(Records that describe figures)
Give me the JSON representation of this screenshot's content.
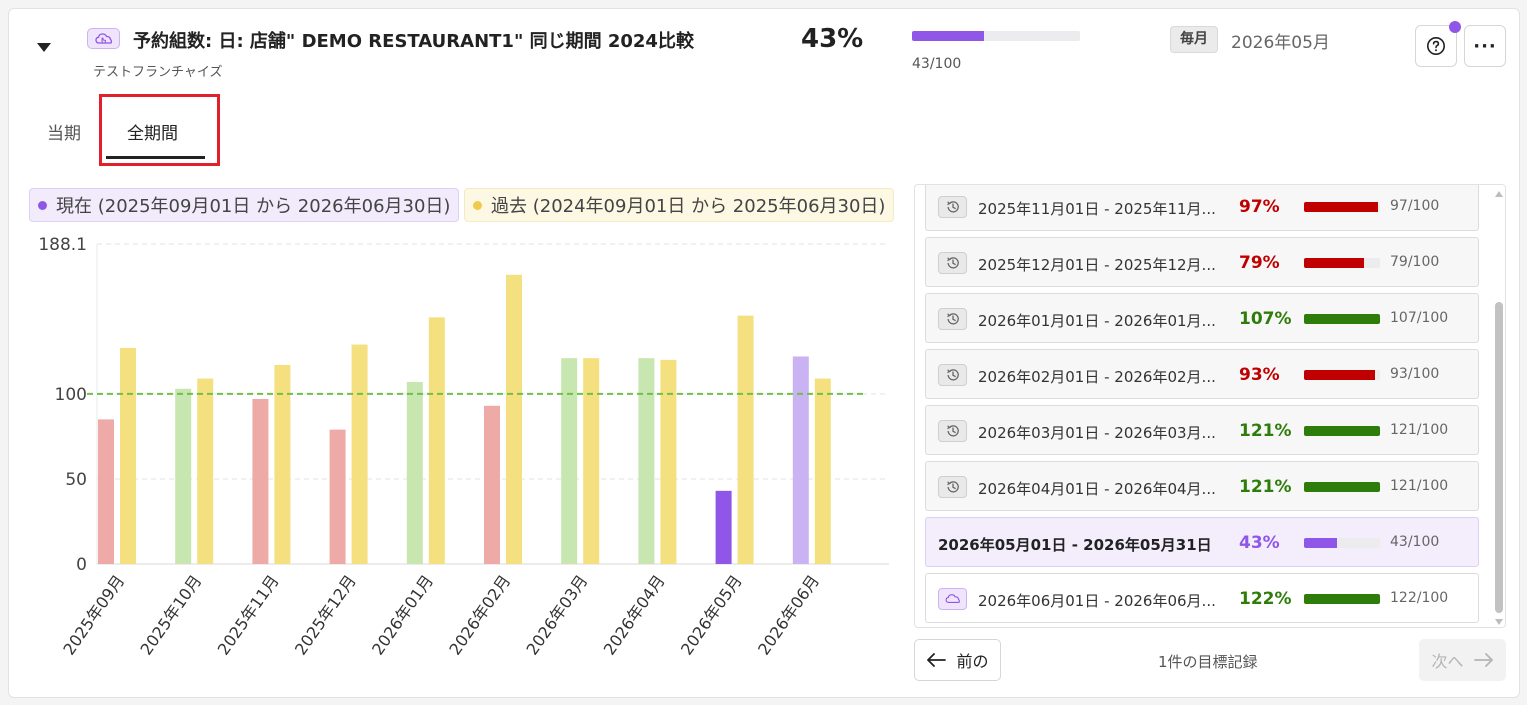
{
  "header": {
    "title": "予約組数: 日: 店舗\" DEMO RESTAURANT1\" 同じ期間 2024比較",
    "subtitle": "テストフランチャイズ",
    "percent": "43%",
    "progress_fraction": 0.43,
    "progress_text": "43/100",
    "frequency_badge": "毎月",
    "period": "2026年05月",
    "icons": {
      "collapse": "caret-down-icon",
      "title": "cloud-hand-icon",
      "help": "question-circle-icon",
      "more": "ellipsis-icon"
    },
    "more_label": "···",
    "accent_color": "#8f56e8"
  },
  "tabs": [
    {
      "label": "当期",
      "selected": false
    },
    {
      "label": "全期間",
      "selected": true
    }
  ],
  "legend": {
    "current": {
      "label": "現在 (2025年09月01日 から 2026年06月30日)",
      "color": "#8f56e8"
    },
    "past": {
      "label": "過去 (2024年09月01日 から 2025年06月30日)",
      "color": "#f2c94c"
    }
  },
  "chart_data": {
    "type": "bar",
    "categories": [
      "2025年09月",
      "2025年10月",
      "2025年11月",
      "2025年12月",
      "2026年01月",
      "2026年02月",
      "2026年03月",
      "2026年04月",
      "2026年05月",
      "2026年06月"
    ],
    "series": [
      {
        "values": [
          85,
          103,
          97,
          79,
          107,
          93,
          121,
          121,
          43,
          122
        ],
        "colors": [
          "#eeaaa6",
          "#c8e6b0",
          "#eeaaa6",
          "#eeaaa6",
          "#c8e6b0",
          "#eeaaa6",
          "#c8e6b0",
          "#c8e6b0",
          "#8f56e8",
          "#c9b3f2"
        ]
      },
      {
        "values": [
          127,
          109,
          117,
          129,
          145,
          170,
          121,
          120,
          146,
          109
        ],
        "color": "#f4e07f"
      }
    ],
    "target": 100,
    "target_color": "#6ec04a",
    "yticks": [
      0,
      50,
      100,
      188.1
    ],
    "ylim": [
      0,
      188.1
    ],
    "grid": true
  },
  "records": [
    {
      "label": "2025年11月01日 - 2025年11月...",
      "percent": "97%",
      "fraction": 0.97,
      "count": "97/100",
      "status": "below",
      "icon": "history-icon"
    },
    {
      "label": "2025年12月01日 - 2025年12月...",
      "percent": "79%",
      "fraction": 0.79,
      "count": "79/100",
      "status": "below",
      "icon": "history-icon"
    },
    {
      "label": "2026年01月01日 - 2026年01月...",
      "percent": "107%",
      "fraction": 1.0,
      "count": "107/100",
      "status": "above",
      "icon": "history-icon"
    },
    {
      "label": "2026年02月01日 - 2026年02月...",
      "percent": "93%",
      "fraction": 0.93,
      "count": "93/100",
      "status": "below",
      "icon": "history-icon"
    },
    {
      "label": "2026年03月01日 - 2026年03月...",
      "percent": "121%",
      "fraction": 1.0,
      "count": "121/100",
      "status": "above",
      "icon": "history-icon"
    },
    {
      "label": "2026年04月01日 - 2026年04月...",
      "percent": "121%",
      "fraction": 1.0,
      "count": "121/100",
      "status": "above",
      "icon": "history-icon"
    },
    {
      "label": "2026年05月01日 - 2026年05月31日",
      "percent": "43%",
      "fraction": 0.43,
      "count": "43/100",
      "status": "current",
      "icon": ""
    },
    {
      "label": "2026年06月01日 - 2026年06月...",
      "percent": "122%",
      "fraction": 1.0,
      "count": "122/100",
      "status": "above",
      "icon": "cloud-hand-icon"
    }
  ],
  "status_colors": {
    "below": "#c00000",
    "above": "#2e7d0a",
    "current": "#8f56e8"
  },
  "pagination": {
    "prev_label": "前の",
    "next_label": "次へ",
    "record_count": "1件の目標記録",
    "prev_icon": "arrow-left-icon",
    "next_icon": "arrow-right-icon"
  }
}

◆ **WORK TO BE COMPLETED**:
In the listing above, count each line that holds the string "current". Give the number only.

◆ **THE RESULT**:
3